Spatial annotation records
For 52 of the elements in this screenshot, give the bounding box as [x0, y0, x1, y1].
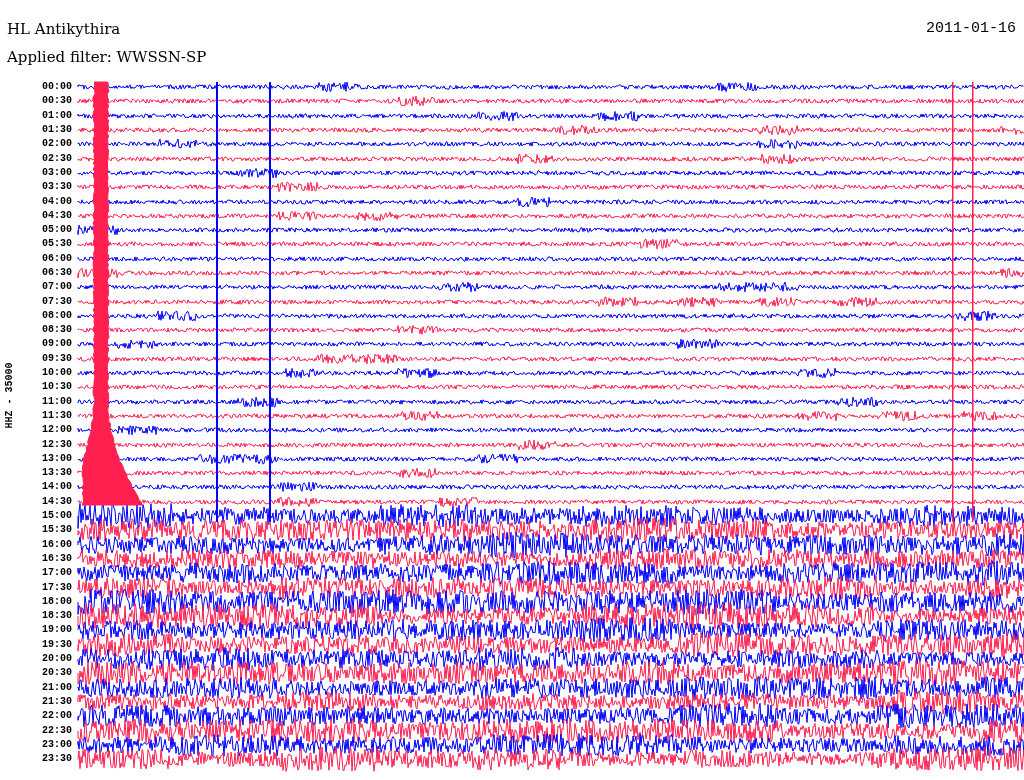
time-label: 18:30: [41, 611, 73, 622]
time-label: 12:30: [41, 439, 73, 450]
time-label: 03:30: [41, 182, 73, 193]
time-label: 15:00: [41, 511, 73, 522]
time-label: 17:30: [41, 582, 73, 593]
time-label: 15:30: [41, 525, 73, 536]
time-label: 03:00: [41, 167, 73, 178]
time-label: 17:00: [41, 568, 73, 579]
time-label: 22:00: [41, 711, 73, 722]
station-title: HL Antikythira: [7, 20, 121, 40]
time-label: 09:00: [41, 339, 73, 350]
time-label: 10:00: [41, 368, 73, 379]
time-label: 21:30: [41, 696, 73, 707]
time-label: 13:30: [41, 468, 73, 479]
time-label: 14:30: [41, 496, 73, 507]
time-label: 01:30: [41, 125, 73, 136]
axis-label: HHZ - 35000: [3, 361, 15, 431]
time-label: 21:00: [41, 682, 73, 693]
time-label: 14:00: [41, 482, 73, 493]
time-label: 16:30: [41, 553, 73, 564]
time-label: 06:00: [41, 253, 73, 264]
time-label: 23:30: [41, 754, 73, 765]
time-label: 20:30: [41, 668, 73, 679]
time-label: 11:30: [41, 410, 73, 421]
time-label: 07:00: [41, 282, 73, 293]
time-label: 06:30: [41, 268, 73, 278]
time-label: 02:00: [41, 139, 73, 150]
time-label: 04:30: [41, 210, 73, 221]
time-label: 04:00: [41, 196, 73, 207]
time-label: 23:00: [41, 739, 73, 750]
time-label: 19:00: [41, 625, 73, 636]
date-label: 2011-01-16: [926, 20, 1016, 39]
time-label: 13:00: [41, 453, 73, 464]
time-label: 08:00: [41, 310, 73, 321]
filter-label: Applied filter: WWSSN-SP: [6, 47, 208, 68]
time-label: 11:00: [41, 396, 73, 407]
time-label: 05:30: [41, 239, 73, 250]
time-label: 10:30: [41, 382, 73, 393]
time-label: 09:30: [41, 353, 73, 364]
time-label: 02:30: [41, 153, 73, 164]
time-label: 01:00: [41, 110, 73, 121]
time-label: 19:30: [41, 639, 73, 650]
time-label: 20:00: [41, 654, 73, 664]
time-label: 08:30: [41, 325, 73, 336]
time-label: 16:00: [41, 539, 73, 550]
time-label: 05:00: [41, 225, 73, 236]
time-label: 22:30: [41, 725, 73, 736]
time-label: 00:00: [41, 82, 73, 93]
time-label: 12:00: [41, 425, 73, 436]
time-label: 00:30: [41, 96, 73, 107]
time-label: 07:30: [41, 296, 73, 307]
time-label: 18:00: [41, 596, 73, 607]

• OBJECTIVE: Copy out every one of the items above line for line, without any changes, and leave out the pictures.

• COMPLETE OUTPUT:
For 52 of the elements in this screenshot, give the bounding box as [x0, y0, x1, y1].
time-label: 18:30: [41, 611, 73, 622]
time-label: 12:30: [41, 439, 73, 450]
time-label: 03:30: [41, 182, 73, 193]
time-label: 15:00: [41, 511, 73, 522]
time-label: 17:30: [41, 582, 73, 593]
time-label: 15:30: [41, 525, 73, 536]
time-label: 03:00: [41, 167, 73, 178]
time-label: 17:00: [41, 568, 73, 579]
time-label: 22:00: [41, 711, 73, 722]
station-title: HL Antikythira: [7, 20, 121, 40]
time-label: 09:00: [41, 339, 73, 350]
time-label: 10:00: [41, 368, 73, 379]
time-label: 21:30: [41, 696, 73, 707]
time-label: 13:30: [41, 468, 73, 479]
time-label: 14:30: [41, 496, 73, 507]
time-label: 01:30: [41, 125, 73, 136]
axis-label: HHZ - 35000: [3, 361, 15, 431]
time-label: 21:00: [41, 682, 73, 693]
time-label: 14:00: [41, 482, 73, 493]
time-label: 16:30: [41, 553, 73, 564]
time-label: 06:00: [41, 253, 73, 264]
time-label: 23:30: [41, 754, 73, 765]
time-label: 20:30: [41, 668, 73, 679]
time-label: 11:30: [41, 410, 73, 421]
time-label: 07:00: [41, 282, 73, 293]
time-label: 06:30: [41, 268, 73, 278]
time-label: 02:00: [41, 139, 73, 150]
time-label: 04:30: [41, 210, 73, 221]
time-label: 04:00: [41, 196, 73, 207]
time-label: 23:00: [41, 739, 73, 750]
time-label: 19:00: [41, 625, 73, 636]
date-label: 2011-01-16: [926, 20, 1016, 39]
time-label: 13:00: [41, 453, 73, 464]
time-label: 08:00: [41, 310, 73, 321]
filter-label: Applied filter: WWSSN-SP: [6, 47, 208, 68]
time-label: 11:00: [41, 396, 73, 407]
time-label: 05:30: [41, 239, 73, 250]
time-label: 10:30: [41, 382, 73, 393]
time-label: 09:30: [41, 353, 73, 364]
time-label: 02:30: [41, 153, 73, 164]
time-label: 01:00: [41, 110, 73, 121]
time-label: 19:30: [41, 639, 73, 650]
time-label: 20:00: [41, 654, 73, 664]
time-label: 08:30: [41, 325, 73, 336]
time-label: 16:00: [41, 539, 73, 550]
time-label: 05:00: [41, 225, 73, 236]
time-label: 22:30: [41, 725, 73, 736]
time-label: 00:00: [41, 82, 73, 93]
time-label: 12:00: [41, 425, 73, 436]
time-label: 00:30: [41, 96, 73, 107]
time-label: 07:30: [41, 296, 73, 307]
time-label: 18:00: [41, 596, 73, 607]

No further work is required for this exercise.